### DATA FOR THIS EXERCISE ###
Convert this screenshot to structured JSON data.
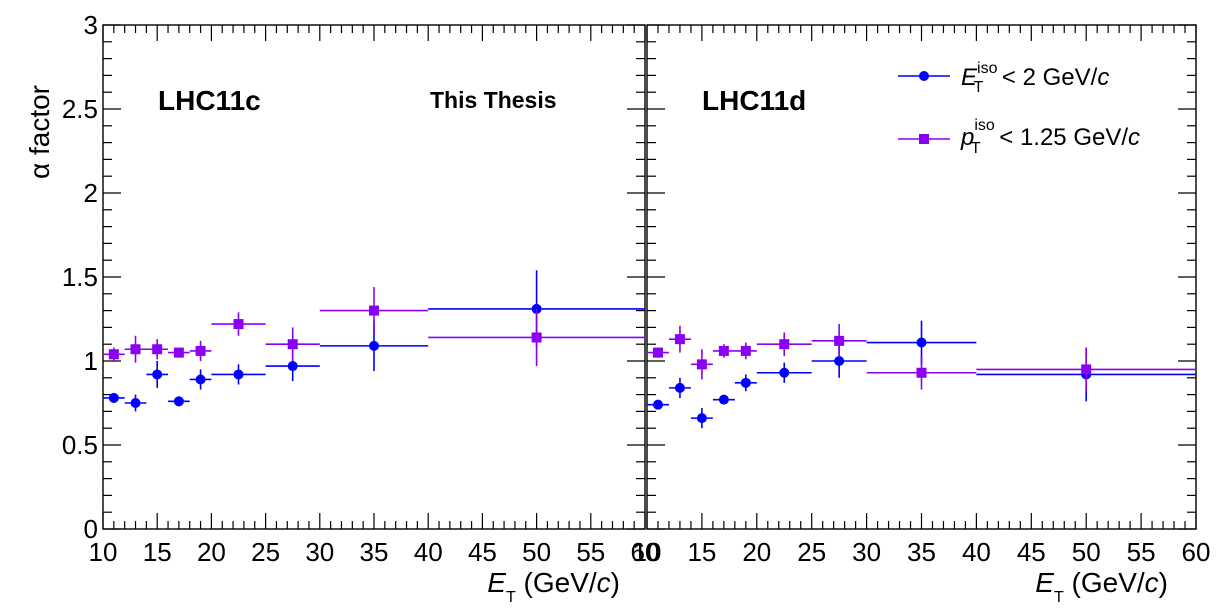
{
  "chart_data": {
    "type": "scatter",
    "ylabel": "α factor",
    "xlabel": {
      "main": "E",
      "sub": "T",
      "unit_prefix": " (GeV/",
      "unit_italic": "c",
      "unit_suffix": ")"
    },
    "watermark": "This Thesis",
    "legend": {
      "placement": "top-right",
      "entries": [
        {
          "series": 0,
          "main": "E",
          "sup": "iso",
          "sub": "T",
          "text": " < 2 GeV/",
          "italic": "c"
        },
        {
          "series": 1,
          "main": "p",
          "sup": "iso",
          "sub": "T",
          "text": " < 1.25 GeV/",
          "italic": "c"
        }
      ]
    },
    "series_style": [
      {
        "name": "E_T^iso < 2 GeV/c",
        "color": "#0000ff",
        "marker": "circle"
      },
      {
        "name": "p_T^iso < 1.25 GeV/c",
        "color": "#8b00f0",
        "marker": "square"
      }
    ],
    "panels": [
      {
        "label": "LHC11c",
        "xlim": [
          10,
          60
        ],
        "ylim": [
          0,
          3
        ],
        "xticks": [
          10,
          15,
          20,
          25,
          30,
          35,
          40,
          45,
          50,
          55,
          60
        ],
        "yticks": [
          0,
          0.5,
          1,
          1.5,
          2,
          2.5,
          3
        ],
        "ytick_labels": [
          "0",
          "0.5",
          "1",
          "1.5",
          "2",
          "2.5",
          "3"
        ],
        "series": [
          {
            "x": [
              11,
              13,
              15,
              17,
              19,
              22.5,
              27.5,
              35,
              50
            ],
            "xerr": [
              1,
              1,
              1,
              1,
              1,
              2.5,
              2.5,
              5,
              10
            ],
            "y": [
              0.78,
              0.75,
              0.92,
              0.76,
              0.89,
              0.92,
              0.97,
              1.09,
              1.31
            ],
            "yerr": [
              0.03,
              0.05,
              0.08,
              0.03,
              0.06,
              0.06,
              0.09,
              0.15,
              0.23
            ]
          },
          {
            "x": [
              11,
              13,
              15,
              17,
              19,
              22.5,
              27.5,
              35,
              50
            ],
            "xerr": [
              1,
              1,
              1,
              1,
              1,
              2.5,
              2.5,
              5,
              10
            ],
            "y": [
              1.04,
              1.07,
              1.07,
              1.05,
              1.06,
              1.22,
              1.1,
              1.3,
              1.14
            ],
            "yerr": [
              0.04,
              0.08,
              0.06,
              0.03,
              0.06,
              0.07,
              0.1,
              0.14,
              0.17
            ]
          }
        ]
      },
      {
        "label": "LHC11d",
        "xlim": [
          10,
          60
        ],
        "ylim": [
          0,
          3
        ],
        "xticks": [
          10,
          15,
          20,
          25,
          30,
          35,
          40,
          45,
          50,
          55,
          60
        ],
        "yticks": [
          0,
          0.5,
          1,
          1.5,
          2,
          2.5,
          3
        ],
        "series": [
          {
            "x": [
              11,
              13,
              15,
              17,
              19,
              22.5,
              27.5,
              35,
              50
            ],
            "xerr": [
              1,
              1,
              1,
              1,
              1,
              2.5,
              2.5,
              5,
              10
            ],
            "y": [
              0.74,
              0.84,
              0.66,
              0.77,
              0.87,
              0.93,
              1.0,
              1.11,
              0.92
            ],
            "yerr": [
              0.02,
              0.06,
              0.06,
              0.02,
              0.05,
              0.06,
              0.1,
              0.13,
              0.16
            ]
          },
          {
            "x": [
              11,
              13,
              15,
              17,
              19,
              22.5,
              27.5,
              35,
              50
            ],
            "xerr": [
              1,
              1,
              1,
              1,
              1,
              2.5,
              2.5,
              5,
              10
            ],
            "y": [
              1.05,
              1.13,
              0.98,
              1.06,
              1.06,
              1.1,
              1.12,
              0.93,
              0.95
            ],
            "yerr": [
              0.03,
              0.08,
              0.09,
              0.04,
              0.05,
              0.07,
              0.1,
              0.1,
              0.13
            ]
          }
        ]
      }
    ]
  }
}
###
DIRECTIVE: Quote the material in full and exactly; do not carry over its pictures.

TASK SOLUTION:
Convert this screenshot to structured JSON data.
{
  "chart_data": {
    "type": "scatter",
    "ylabel": "α factor",
    "xlabel": {
      "main": "E",
      "sub": "T",
      "unit_prefix": " (GeV/",
      "unit_italic": "c",
      "unit_suffix": ")"
    },
    "watermark": "This Thesis",
    "legend": {
      "placement": "top-right",
      "entries": [
        {
          "series": 0,
          "main": "E",
          "sup": "iso",
          "sub": "T",
          "text": " < 2 GeV/",
          "italic": "c"
        },
        {
          "series": 1,
          "main": "p",
          "sup": "iso",
          "sub": "T",
          "text": " < 1.25 GeV/",
          "italic": "c"
        }
      ]
    },
    "series_style": [
      {
        "name": "E_T^iso < 2 GeV/c",
        "color": "#0000ff",
        "marker": "circle"
      },
      {
        "name": "p_T^iso < 1.25 GeV/c",
        "color": "#8b00f0",
        "marker": "square"
      }
    ],
    "panels": [
      {
        "label": "LHC11c",
        "xlim": [
          10,
          60
        ],
        "ylim": [
          0,
          3
        ],
        "xticks": [
          10,
          15,
          20,
          25,
          30,
          35,
          40,
          45,
          50,
          55,
          60
        ],
        "yticks": [
          0,
          0.5,
          1,
          1.5,
          2,
          2.5,
          3
        ],
        "ytick_labels": [
          "0",
          "0.5",
          "1",
          "1.5",
          "2",
          "2.5",
          "3"
        ],
        "series": [
          {
            "x": [
              11,
              13,
              15,
              17,
              19,
              22.5,
              27.5,
              35,
              50
            ],
            "xerr": [
              1,
              1,
              1,
              1,
              1,
              2.5,
              2.5,
              5,
              10
            ],
            "y": [
              0.78,
              0.75,
              0.92,
              0.76,
              0.89,
              0.92,
              0.97,
              1.09,
              1.31
            ],
            "yerr": [
              0.03,
              0.05,
              0.08,
              0.03,
              0.06,
              0.06,
              0.09,
              0.15,
              0.23
            ]
          },
          {
            "x": [
              11,
              13,
              15,
              17,
              19,
              22.5,
              27.5,
              35,
              50
            ],
            "xerr": [
              1,
              1,
              1,
              1,
              1,
              2.5,
              2.5,
              5,
              10
            ],
            "y": [
              1.04,
              1.07,
              1.07,
              1.05,
              1.06,
              1.22,
              1.1,
              1.3,
              1.14
            ],
            "yerr": [
              0.04,
              0.08,
              0.06,
              0.03,
              0.06,
              0.07,
              0.1,
              0.14,
              0.17
            ]
          }
        ]
      },
      {
        "label": "LHC11d",
        "xlim": [
          10,
          60
        ],
        "ylim": [
          0,
          3
        ],
        "xticks": [
          10,
          15,
          20,
          25,
          30,
          35,
          40,
          45,
          50,
          55,
          60
        ],
        "yticks": [
          0,
          0.5,
          1,
          1.5,
          2,
          2.5,
          3
        ],
        "series": [
          {
            "x": [
              11,
              13,
              15,
              17,
              19,
              22.5,
              27.5,
              35,
              50
            ],
            "xerr": [
              1,
              1,
              1,
              1,
              1,
              2.5,
              2.5,
              5,
              10
            ],
            "y": [
              0.74,
              0.84,
              0.66,
              0.77,
              0.87,
              0.93,
              1.0,
              1.11,
              0.92
            ],
            "yerr": [
              0.02,
              0.06,
              0.06,
              0.02,
              0.05,
              0.06,
              0.1,
              0.13,
              0.16
            ]
          },
          {
            "x": [
              11,
              13,
              15,
              17,
              19,
              22.5,
              27.5,
              35,
              50
            ],
            "xerr": [
              1,
              1,
              1,
              1,
              1,
              2.5,
              2.5,
              5,
              10
            ],
            "y": [
              1.05,
              1.13,
              0.98,
              1.06,
              1.06,
              1.1,
              1.12,
              0.93,
              0.95
            ],
            "yerr": [
              0.03,
              0.08,
              0.09,
              0.04,
              0.05,
              0.07,
              0.1,
              0.1,
              0.13
            ]
          }
        ]
      }
    ]
  }
}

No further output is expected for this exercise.